Show every line in the records below that contains the word "title".
--- Begin SOURCE DATA ---
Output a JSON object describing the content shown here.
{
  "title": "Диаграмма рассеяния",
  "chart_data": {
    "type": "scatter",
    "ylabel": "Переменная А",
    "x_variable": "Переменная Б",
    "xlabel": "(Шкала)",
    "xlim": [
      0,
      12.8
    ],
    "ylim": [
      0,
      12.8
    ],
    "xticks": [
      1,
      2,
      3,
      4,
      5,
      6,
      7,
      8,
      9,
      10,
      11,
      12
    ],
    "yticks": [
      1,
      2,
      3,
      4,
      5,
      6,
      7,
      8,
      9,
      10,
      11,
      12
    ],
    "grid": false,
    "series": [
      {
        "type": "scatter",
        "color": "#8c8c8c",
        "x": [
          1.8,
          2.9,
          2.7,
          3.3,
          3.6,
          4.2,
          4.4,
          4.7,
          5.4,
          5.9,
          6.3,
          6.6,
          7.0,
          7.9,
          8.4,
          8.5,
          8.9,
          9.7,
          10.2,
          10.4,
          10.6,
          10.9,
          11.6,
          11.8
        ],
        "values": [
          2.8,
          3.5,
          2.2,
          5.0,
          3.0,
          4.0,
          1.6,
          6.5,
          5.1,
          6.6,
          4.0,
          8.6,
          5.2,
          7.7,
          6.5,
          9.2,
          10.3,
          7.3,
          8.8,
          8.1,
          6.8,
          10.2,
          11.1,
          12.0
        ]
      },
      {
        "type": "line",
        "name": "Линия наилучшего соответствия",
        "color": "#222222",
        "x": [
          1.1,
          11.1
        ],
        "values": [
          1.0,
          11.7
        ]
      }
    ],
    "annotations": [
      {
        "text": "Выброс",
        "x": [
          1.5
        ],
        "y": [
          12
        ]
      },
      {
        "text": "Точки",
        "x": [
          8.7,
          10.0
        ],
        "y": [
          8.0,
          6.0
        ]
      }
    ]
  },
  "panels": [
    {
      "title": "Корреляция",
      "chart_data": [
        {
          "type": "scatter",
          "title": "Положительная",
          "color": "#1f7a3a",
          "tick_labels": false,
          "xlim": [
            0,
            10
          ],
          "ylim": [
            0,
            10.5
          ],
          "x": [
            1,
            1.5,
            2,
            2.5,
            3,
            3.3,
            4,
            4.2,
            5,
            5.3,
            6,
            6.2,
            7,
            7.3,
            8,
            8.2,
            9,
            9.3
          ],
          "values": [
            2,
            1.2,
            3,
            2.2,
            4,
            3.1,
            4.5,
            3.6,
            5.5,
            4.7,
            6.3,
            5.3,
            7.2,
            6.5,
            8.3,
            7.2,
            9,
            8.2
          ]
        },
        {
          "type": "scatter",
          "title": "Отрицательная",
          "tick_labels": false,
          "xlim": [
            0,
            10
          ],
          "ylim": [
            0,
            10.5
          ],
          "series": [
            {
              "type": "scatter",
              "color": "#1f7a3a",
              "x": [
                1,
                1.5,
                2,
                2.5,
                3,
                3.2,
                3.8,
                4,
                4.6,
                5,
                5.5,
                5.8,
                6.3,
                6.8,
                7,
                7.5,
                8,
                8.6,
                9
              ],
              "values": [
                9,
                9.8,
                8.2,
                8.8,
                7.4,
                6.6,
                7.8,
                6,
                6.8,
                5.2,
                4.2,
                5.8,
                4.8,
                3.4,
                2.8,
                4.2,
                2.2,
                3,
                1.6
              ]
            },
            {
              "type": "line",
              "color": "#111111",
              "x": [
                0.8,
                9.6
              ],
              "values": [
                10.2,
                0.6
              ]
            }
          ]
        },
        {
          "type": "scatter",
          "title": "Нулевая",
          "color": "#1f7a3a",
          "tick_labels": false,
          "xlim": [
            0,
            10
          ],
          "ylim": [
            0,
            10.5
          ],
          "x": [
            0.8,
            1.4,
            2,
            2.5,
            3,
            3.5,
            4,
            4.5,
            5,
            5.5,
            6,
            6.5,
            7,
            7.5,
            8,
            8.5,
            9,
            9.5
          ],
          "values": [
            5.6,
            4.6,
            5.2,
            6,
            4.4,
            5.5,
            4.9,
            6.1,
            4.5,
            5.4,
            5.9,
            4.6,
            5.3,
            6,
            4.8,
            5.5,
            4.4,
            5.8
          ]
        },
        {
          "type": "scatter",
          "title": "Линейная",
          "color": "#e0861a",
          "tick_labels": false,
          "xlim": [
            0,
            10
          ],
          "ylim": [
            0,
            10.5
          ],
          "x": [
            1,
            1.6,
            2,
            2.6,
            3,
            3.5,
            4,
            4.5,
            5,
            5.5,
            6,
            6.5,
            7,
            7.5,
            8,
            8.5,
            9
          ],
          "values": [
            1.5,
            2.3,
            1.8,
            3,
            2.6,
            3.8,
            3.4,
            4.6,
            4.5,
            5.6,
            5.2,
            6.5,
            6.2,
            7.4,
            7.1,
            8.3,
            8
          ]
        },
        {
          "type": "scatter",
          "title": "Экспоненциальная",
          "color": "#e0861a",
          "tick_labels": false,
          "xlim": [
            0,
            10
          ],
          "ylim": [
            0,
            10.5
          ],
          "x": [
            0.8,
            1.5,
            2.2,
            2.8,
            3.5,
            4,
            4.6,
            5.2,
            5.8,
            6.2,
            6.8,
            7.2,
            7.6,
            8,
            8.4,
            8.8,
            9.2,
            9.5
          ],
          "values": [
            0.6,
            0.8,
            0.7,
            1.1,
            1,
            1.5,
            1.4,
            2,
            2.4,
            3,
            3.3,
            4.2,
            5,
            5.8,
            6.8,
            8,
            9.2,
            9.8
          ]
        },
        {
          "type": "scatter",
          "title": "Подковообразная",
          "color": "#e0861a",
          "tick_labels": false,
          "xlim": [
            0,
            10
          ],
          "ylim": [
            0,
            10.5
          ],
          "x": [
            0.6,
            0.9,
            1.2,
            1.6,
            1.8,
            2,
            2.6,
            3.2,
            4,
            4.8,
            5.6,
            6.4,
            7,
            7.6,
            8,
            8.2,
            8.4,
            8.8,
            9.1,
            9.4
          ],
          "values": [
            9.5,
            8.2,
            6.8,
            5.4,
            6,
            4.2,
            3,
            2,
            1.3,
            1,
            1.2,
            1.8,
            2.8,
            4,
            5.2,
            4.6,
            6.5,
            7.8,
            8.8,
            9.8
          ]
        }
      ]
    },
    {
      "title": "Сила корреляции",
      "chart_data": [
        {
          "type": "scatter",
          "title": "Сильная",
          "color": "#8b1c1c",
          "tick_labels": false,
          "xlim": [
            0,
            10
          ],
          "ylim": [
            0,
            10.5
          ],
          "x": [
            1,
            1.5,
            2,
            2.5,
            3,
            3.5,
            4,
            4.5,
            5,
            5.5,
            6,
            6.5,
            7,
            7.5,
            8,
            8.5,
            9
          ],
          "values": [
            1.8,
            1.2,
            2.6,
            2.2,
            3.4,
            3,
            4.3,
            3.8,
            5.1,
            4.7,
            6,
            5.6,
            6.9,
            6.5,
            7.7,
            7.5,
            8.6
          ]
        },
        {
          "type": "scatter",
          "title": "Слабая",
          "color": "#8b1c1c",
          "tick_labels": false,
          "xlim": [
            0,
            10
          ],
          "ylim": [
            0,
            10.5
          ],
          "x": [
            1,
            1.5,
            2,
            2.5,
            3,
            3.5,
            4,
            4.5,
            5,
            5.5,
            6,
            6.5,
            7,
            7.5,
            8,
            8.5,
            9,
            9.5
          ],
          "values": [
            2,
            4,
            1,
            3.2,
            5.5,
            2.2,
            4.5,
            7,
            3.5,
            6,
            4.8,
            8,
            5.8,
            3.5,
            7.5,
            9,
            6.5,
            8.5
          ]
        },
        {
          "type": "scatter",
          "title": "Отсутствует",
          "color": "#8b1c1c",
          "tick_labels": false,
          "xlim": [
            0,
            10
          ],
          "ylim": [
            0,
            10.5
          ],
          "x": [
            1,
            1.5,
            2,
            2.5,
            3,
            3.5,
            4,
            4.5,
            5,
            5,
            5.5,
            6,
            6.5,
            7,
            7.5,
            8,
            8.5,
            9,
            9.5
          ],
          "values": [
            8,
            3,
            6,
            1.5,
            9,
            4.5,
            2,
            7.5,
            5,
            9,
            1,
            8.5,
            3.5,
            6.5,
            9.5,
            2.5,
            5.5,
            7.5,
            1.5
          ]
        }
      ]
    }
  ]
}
--- End SOURCE DATA ---
COMPLETE OUTPUT:
  "title": "Диаграмма рассеяния",
      "title": "Корреляция",
          "title": "Положительная",
          "title": "Отрицательная",
          "title": "Нулевая",
          "title": "Линейная",
          "title": "Экспоненциальная",
          "title": "Подковообразная",
      "title": "Сила корреляции",
          "title": "Сильная",
          "title": "Слабая",
          "title": "Отсутствует",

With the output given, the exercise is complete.